What is expected: Pull out every line of the listing below where "Summe" appears.

Items from a dataset
↓↓↓
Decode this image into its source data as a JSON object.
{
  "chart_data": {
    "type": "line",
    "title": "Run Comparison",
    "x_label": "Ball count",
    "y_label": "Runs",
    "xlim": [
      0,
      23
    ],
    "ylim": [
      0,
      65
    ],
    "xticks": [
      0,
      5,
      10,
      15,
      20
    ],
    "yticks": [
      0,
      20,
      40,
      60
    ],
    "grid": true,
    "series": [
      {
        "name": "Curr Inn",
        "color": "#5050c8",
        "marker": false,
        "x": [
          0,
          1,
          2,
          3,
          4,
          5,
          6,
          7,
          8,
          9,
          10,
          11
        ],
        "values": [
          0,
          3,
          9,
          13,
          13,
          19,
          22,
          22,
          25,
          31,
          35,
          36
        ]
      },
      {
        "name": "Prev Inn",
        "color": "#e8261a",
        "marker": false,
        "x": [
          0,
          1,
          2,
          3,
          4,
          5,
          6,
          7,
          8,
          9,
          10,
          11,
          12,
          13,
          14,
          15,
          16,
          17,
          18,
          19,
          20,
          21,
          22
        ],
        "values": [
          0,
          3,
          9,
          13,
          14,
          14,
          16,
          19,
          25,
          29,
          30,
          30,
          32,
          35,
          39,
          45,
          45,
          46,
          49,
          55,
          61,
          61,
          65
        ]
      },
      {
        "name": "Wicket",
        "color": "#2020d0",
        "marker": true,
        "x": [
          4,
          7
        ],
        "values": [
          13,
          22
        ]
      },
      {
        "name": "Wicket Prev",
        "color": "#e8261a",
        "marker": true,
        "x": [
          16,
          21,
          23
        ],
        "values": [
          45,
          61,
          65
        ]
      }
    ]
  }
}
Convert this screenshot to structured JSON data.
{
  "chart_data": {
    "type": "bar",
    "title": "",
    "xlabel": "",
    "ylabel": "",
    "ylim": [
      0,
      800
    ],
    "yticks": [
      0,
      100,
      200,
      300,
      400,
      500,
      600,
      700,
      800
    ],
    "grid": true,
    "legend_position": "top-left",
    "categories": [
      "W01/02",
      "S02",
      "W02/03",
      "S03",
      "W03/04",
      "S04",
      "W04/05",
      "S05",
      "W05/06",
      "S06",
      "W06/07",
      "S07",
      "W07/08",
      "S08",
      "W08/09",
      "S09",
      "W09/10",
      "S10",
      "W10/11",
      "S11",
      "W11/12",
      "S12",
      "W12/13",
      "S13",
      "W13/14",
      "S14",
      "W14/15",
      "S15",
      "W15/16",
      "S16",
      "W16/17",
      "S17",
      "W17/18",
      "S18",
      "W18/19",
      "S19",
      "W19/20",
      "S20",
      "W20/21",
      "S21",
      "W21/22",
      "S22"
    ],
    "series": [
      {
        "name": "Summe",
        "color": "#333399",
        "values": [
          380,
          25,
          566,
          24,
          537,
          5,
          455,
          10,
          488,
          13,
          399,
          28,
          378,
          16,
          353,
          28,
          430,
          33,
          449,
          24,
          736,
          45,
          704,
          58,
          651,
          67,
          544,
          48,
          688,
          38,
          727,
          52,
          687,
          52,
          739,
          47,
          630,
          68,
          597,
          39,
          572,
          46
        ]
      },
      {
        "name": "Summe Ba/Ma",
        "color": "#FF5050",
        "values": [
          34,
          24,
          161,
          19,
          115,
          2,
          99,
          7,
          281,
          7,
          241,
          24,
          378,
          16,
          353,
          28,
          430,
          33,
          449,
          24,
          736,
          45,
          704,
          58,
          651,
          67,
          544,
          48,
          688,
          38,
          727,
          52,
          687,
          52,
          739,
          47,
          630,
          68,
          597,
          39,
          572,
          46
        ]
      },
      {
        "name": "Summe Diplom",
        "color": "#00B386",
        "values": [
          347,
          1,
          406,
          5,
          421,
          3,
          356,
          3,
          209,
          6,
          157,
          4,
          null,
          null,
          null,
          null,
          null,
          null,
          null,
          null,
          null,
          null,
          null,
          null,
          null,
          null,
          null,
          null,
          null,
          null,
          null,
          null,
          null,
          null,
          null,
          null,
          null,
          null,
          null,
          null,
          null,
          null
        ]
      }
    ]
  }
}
↑↑↑
Result for this task:
        "name": "Summe",
        "name": "Summe Ba/Ma",
        "name": "Summe Diplom",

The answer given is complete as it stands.